Data shown:
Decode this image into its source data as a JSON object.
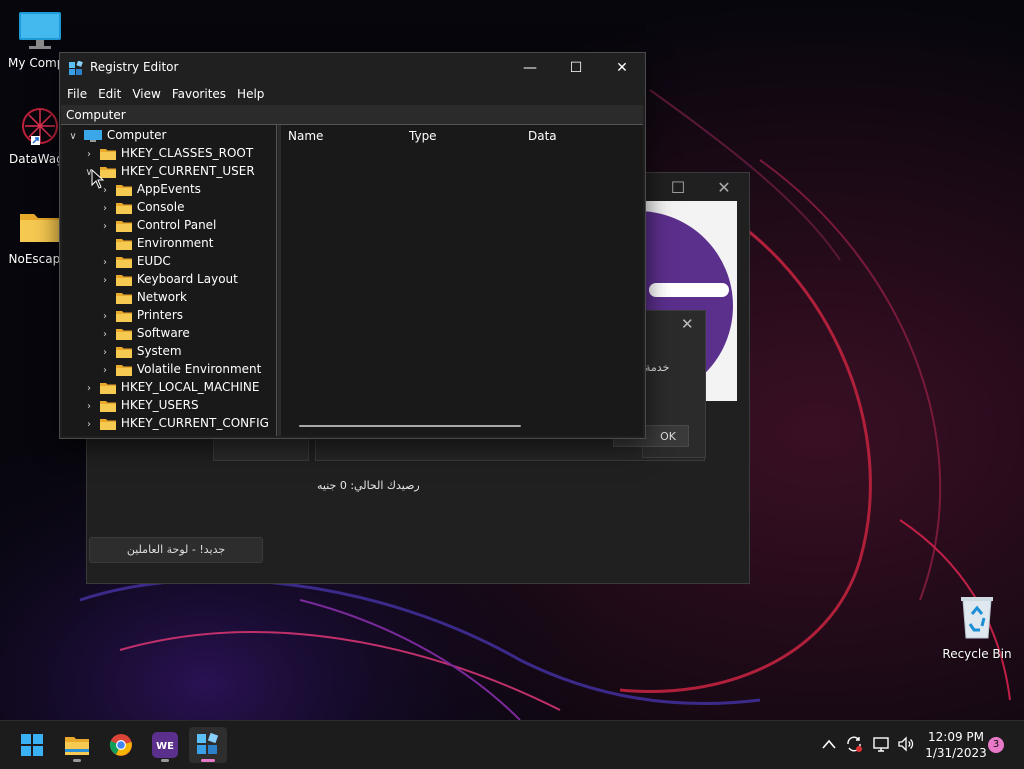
{
  "desktop": {
    "icons": [
      {
        "label": "My Compu",
        "icon": "monitor-icon"
      },
      {
        "label": "DataWago",
        "icon": "datawagon-icon"
      },
      {
        "label": "NoEscape.",
        "icon": "folder-icon"
      }
    ],
    "recycle_bin": {
      "label": "Recycle Bin",
      "icon": "recycle-bin-icon"
    }
  },
  "background_app": {
    "balance_text": "رصيدك الحالي: 0 جنيه",
    "staff_button": "جديد! - لوحة العاملين",
    "maximize_glyph": "☐",
    "close_glyph": "✕"
  },
  "dialog": {
    "text": "خدمة",
    "ok_label": "OK",
    "close_glyph": "✕"
  },
  "regedit": {
    "title": "Registry Editor",
    "minimize_glyph": "—",
    "maximize_glyph": "☐",
    "close_glyph": "✕",
    "menu": [
      "File",
      "Edit",
      "View",
      "Favorites",
      "Help"
    ],
    "address": "Computer",
    "tree": {
      "root": "Computer",
      "hkcr": "HKEY_CLASSES_ROOT",
      "hkcu": "HKEY_CURRENT_USER",
      "hkcu_children": [
        {
          "label": "AppEvents",
          "has_children": true
        },
        {
          "label": "Console",
          "has_children": true
        },
        {
          "label": "Control Panel",
          "has_children": true
        },
        {
          "label": "Environment",
          "has_children": false
        },
        {
          "label": "EUDC",
          "has_children": true
        },
        {
          "label": "Keyboard Layout",
          "has_children": true
        },
        {
          "label": "Network",
          "has_children": false
        },
        {
          "label": "Printers",
          "has_children": true
        },
        {
          "label": "Software",
          "has_children": true
        },
        {
          "label": "System",
          "has_children": true
        },
        {
          "label": "Volatile Environment",
          "has_children": true
        }
      ],
      "hklm": "HKEY_LOCAL_MACHINE",
      "hku": "HKEY_USERS",
      "hkcc": "HKEY_CURRENT_CONFIG"
    },
    "columns": {
      "name": "Name",
      "type": "Type",
      "data": "Data"
    }
  },
  "taskbar": {
    "items": [
      "start-icon",
      "file-explorer-icon",
      "chrome-icon",
      "we-app-icon",
      "regedit-icon"
    ],
    "clock_time": "12:09 PM",
    "clock_date": "1/31/2023",
    "notification_count": "3"
  },
  "colors": {
    "folder": "#f4c44e",
    "accent_pink": "#e879c8",
    "brand_purple": "#5b2f8c"
  }
}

What you are asked to do: Retype the whole listing exactly and leave the pictures out.

Worked answer:
Decode this image into its source data as a JSON object.
{
  "desktop": {
    "icons": [
      {
        "label": "My Compu",
        "icon": "monitor-icon"
      },
      {
        "label": "DataWago",
        "icon": "datawagon-icon"
      },
      {
        "label": "NoEscape.",
        "icon": "folder-icon"
      }
    ],
    "recycle_bin": {
      "label": "Recycle Bin",
      "icon": "recycle-bin-icon"
    }
  },
  "background_app": {
    "balance_text": "رصيدك الحالي: 0 جنيه",
    "staff_button": "جديد! - لوحة العاملين",
    "maximize_glyph": "☐",
    "close_glyph": "✕"
  },
  "dialog": {
    "text": "خدمة",
    "ok_label": "OK",
    "close_glyph": "✕"
  },
  "regedit": {
    "title": "Registry Editor",
    "minimize_glyph": "—",
    "maximize_glyph": "☐",
    "close_glyph": "✕",
    "menu": [
      "File",
      "Edit",
      "View",
      "Favorites",
      "Help"
    ],
    "address": "Computer",
    "tree": {
      "root": "Computer",
      "hkcr": "HKEY_CLASSES_ROOT",
      "hkcu": "HKEY_CURRENT_USER",
      "hkcu_children": [
        {
          "label": "AppEvents",
          "has_children": true
        },
        {
          "label": "Console",
          "has_children": true
        },
        {
          "label": "Control Panel",
          "has_children": true
        },
        {
          "label": "Environment",
          "has_children": false
        },
        {
          "label": "EUDC",
          "has_children": true
        },
        {
          "label": "Keyboard Layout",
          "has_children": true
        },
        {
          "label": "Network",
          "has_children": false
        },
        {
          "label": "Printers",
          "has_children": true
        },
        {
          "label": "Software",
          "has_children": true
        },
        {
          "label": "System",
          "has_children": true
        },
        {
          "label": "Volatile Environment",
          "has_children": true
        }
      ],
      "hklm": "HKEY_LOCAL_MACHINE",
      "hku": "HKEY_USERS",
      "hkcc": "HKEY_CURRENT_CONFIG"
    },
    "columns": {
      "name": "Name",
      "type": "Type",
      "data": "Data"
    }
  },
  "taskbar": {
    "items": [
      "start-icon",
      "file-explorer-icon",
      "chrome-icon",
      "we-app-icon",
      "regedit-icon"
    ],
    "clock_time": "12:09 PM",
    "clock_date": "1/31/2023",
    "notification_count": "3"
  },
  "colors": {
    "folder": "#f4c44e",
    "accent_pink": "#e879c8",
    "brand_purple": "#5b2f8c"
  }
}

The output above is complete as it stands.